- Task brief:
Below are some records. Count the lines with "assemble" in them and give nothing but the total.

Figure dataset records
=== Begin Enclosure ===
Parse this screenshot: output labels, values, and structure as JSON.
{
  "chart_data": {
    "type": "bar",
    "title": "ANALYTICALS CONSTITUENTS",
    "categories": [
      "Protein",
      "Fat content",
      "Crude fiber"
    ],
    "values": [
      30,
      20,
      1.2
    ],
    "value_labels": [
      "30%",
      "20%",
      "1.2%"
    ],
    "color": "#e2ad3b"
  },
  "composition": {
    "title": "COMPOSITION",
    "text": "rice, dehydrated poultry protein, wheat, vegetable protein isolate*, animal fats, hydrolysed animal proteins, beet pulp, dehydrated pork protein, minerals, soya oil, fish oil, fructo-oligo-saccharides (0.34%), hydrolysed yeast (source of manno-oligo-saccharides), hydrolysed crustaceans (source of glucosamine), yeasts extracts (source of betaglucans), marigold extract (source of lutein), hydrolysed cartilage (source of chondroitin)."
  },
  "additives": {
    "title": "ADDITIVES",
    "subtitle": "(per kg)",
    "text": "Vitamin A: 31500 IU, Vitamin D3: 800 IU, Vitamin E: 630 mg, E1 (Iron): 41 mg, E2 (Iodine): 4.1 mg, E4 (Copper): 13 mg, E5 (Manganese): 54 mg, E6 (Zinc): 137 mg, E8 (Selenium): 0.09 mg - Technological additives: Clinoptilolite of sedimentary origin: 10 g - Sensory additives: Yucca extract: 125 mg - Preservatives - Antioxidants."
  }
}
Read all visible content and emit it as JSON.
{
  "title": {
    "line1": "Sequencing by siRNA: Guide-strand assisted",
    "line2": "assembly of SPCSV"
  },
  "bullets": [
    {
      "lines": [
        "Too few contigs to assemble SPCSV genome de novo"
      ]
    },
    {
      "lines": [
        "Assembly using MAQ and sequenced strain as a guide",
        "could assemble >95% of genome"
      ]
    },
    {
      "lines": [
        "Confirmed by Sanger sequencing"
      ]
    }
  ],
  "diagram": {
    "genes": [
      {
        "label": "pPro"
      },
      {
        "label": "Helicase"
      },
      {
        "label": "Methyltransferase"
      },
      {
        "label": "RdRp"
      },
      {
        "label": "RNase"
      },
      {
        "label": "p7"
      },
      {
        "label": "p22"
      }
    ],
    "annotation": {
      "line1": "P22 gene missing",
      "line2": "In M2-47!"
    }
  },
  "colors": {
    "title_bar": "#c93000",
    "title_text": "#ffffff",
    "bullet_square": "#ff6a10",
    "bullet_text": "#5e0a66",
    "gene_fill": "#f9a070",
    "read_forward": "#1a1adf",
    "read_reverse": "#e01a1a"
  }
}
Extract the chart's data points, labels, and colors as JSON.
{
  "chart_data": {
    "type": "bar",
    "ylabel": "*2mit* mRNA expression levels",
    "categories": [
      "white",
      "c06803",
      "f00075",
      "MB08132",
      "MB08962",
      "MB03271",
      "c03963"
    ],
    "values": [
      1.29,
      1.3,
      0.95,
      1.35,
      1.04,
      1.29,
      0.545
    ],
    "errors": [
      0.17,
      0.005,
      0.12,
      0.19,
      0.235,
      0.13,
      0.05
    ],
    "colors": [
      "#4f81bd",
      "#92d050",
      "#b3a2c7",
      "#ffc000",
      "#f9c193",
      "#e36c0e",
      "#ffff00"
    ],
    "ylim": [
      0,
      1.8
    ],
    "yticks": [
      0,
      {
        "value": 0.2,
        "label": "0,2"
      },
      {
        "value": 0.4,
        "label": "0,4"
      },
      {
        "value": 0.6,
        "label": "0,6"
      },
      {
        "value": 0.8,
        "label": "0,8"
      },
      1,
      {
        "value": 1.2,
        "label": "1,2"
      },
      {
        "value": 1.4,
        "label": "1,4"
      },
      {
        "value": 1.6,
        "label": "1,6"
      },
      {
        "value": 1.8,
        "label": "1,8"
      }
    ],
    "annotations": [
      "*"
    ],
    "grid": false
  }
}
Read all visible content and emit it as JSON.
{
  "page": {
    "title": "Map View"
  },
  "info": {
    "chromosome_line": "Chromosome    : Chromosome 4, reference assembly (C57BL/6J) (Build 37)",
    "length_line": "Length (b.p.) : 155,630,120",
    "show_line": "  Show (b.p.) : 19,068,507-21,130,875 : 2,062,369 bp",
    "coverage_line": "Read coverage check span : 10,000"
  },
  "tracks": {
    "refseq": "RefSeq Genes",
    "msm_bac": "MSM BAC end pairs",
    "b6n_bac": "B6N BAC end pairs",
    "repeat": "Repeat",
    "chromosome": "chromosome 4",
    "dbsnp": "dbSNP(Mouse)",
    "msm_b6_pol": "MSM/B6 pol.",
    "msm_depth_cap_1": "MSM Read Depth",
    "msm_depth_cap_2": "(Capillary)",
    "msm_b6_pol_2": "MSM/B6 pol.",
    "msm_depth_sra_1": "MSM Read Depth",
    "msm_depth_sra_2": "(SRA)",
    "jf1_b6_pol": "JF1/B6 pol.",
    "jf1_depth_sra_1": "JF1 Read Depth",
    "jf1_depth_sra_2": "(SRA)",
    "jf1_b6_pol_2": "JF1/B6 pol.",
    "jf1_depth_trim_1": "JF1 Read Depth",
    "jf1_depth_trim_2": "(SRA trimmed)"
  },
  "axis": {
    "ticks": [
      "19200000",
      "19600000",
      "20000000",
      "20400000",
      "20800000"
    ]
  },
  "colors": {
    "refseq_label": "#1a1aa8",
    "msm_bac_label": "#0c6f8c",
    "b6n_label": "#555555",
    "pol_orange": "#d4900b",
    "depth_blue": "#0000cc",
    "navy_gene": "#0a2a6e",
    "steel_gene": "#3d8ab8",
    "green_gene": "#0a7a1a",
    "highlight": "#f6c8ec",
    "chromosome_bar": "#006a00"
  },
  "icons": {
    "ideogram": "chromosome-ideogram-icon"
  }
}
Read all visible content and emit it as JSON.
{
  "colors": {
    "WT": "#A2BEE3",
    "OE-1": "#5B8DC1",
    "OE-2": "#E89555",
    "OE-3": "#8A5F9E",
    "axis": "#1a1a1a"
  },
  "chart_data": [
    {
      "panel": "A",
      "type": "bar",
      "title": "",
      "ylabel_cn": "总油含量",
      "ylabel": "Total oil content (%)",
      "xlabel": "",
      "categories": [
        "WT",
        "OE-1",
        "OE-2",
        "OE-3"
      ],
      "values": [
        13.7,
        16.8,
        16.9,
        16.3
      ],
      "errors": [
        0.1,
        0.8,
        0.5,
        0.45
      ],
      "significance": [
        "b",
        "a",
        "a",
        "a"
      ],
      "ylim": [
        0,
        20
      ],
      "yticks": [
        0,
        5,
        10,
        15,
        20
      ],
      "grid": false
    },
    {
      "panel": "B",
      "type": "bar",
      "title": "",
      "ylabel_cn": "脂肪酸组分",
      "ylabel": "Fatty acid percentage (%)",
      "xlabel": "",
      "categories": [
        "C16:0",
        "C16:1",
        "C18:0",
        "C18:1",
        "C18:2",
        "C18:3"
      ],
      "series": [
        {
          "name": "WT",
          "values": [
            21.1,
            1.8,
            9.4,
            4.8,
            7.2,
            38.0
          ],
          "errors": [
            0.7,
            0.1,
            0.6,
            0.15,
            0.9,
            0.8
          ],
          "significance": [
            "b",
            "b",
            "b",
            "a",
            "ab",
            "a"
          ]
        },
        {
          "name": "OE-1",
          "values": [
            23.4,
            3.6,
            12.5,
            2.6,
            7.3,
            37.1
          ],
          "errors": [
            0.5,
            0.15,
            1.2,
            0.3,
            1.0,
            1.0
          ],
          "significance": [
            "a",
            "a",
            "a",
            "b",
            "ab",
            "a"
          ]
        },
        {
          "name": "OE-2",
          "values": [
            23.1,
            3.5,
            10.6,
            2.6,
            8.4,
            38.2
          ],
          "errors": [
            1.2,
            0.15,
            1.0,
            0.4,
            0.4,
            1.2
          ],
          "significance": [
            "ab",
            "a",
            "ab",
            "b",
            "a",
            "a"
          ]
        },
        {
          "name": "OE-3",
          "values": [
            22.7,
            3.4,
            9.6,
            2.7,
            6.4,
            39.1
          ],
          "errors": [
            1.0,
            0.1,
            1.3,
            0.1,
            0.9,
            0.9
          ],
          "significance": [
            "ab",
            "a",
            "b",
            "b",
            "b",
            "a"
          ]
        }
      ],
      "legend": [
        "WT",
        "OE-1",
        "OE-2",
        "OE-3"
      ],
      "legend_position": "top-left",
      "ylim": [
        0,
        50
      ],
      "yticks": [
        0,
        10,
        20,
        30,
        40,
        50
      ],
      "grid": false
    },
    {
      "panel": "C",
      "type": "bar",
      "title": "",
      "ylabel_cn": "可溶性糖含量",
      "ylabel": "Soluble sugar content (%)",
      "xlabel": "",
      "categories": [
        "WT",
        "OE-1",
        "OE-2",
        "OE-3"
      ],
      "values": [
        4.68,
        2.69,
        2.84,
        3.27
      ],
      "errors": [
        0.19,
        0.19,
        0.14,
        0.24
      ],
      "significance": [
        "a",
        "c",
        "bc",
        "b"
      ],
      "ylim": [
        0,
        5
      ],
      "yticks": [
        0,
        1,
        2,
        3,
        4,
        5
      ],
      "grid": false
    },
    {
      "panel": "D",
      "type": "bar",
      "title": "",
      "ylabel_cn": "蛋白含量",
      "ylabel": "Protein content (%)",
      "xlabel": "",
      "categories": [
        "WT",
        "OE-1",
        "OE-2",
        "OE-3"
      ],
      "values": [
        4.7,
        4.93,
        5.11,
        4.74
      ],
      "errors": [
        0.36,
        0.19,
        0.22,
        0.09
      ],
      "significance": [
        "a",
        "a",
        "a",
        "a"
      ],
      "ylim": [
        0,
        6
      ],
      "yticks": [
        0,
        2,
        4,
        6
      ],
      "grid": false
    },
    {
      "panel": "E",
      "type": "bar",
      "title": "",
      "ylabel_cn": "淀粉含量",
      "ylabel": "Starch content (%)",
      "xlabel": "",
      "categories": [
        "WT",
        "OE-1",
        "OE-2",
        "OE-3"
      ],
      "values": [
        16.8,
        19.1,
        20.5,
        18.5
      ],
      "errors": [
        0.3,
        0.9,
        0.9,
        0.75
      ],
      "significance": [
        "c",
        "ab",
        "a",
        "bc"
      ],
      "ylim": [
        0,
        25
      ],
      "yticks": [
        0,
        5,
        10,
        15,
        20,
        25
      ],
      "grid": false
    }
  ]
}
=== End Enclosure ===
- Answer to this problem:
2